===== Input material =====
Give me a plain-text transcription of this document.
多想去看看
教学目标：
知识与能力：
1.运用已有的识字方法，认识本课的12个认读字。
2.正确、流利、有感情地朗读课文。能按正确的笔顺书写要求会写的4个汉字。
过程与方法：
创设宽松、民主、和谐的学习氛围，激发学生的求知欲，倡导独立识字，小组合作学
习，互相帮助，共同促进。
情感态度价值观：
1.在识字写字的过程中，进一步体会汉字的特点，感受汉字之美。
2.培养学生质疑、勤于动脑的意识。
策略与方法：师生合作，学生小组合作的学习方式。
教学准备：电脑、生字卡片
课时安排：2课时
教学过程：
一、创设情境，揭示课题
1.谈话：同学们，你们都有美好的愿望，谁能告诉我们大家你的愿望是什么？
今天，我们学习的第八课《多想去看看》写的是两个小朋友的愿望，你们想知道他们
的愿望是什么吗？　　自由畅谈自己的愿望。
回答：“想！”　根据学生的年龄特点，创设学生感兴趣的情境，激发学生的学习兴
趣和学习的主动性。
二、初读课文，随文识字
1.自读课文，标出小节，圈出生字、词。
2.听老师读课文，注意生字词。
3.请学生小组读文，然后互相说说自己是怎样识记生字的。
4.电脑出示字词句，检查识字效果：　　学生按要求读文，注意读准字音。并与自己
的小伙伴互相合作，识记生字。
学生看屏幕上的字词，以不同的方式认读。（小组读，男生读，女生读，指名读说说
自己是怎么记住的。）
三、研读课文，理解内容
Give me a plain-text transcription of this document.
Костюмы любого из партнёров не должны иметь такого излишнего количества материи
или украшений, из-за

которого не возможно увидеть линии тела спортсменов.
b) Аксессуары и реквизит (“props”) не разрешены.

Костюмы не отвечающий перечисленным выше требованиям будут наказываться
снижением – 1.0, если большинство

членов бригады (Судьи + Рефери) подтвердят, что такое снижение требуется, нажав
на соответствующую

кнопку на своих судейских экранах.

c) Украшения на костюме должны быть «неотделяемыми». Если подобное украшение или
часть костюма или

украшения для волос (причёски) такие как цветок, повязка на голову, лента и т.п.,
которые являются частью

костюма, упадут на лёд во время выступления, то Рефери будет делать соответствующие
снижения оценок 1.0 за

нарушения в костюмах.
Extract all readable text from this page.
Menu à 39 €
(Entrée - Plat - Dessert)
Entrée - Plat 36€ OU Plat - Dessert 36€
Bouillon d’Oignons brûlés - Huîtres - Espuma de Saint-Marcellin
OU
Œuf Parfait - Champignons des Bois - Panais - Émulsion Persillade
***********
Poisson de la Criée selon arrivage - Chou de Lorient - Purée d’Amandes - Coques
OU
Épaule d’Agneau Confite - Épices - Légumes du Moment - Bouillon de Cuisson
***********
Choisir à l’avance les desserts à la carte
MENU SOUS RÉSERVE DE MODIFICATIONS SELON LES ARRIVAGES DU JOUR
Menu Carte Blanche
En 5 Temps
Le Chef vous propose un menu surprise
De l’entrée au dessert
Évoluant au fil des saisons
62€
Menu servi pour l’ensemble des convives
=====
Exercise>
Look through the entries above for the word "Рефери". Copy every line where it shows up.

Completed task>
членов бригады (Судьи + Рефери) подтвердят, что такое снижение требуется, нажав
костюма, упадут на лёд во время выступления, то Рефери будет делать соответствующие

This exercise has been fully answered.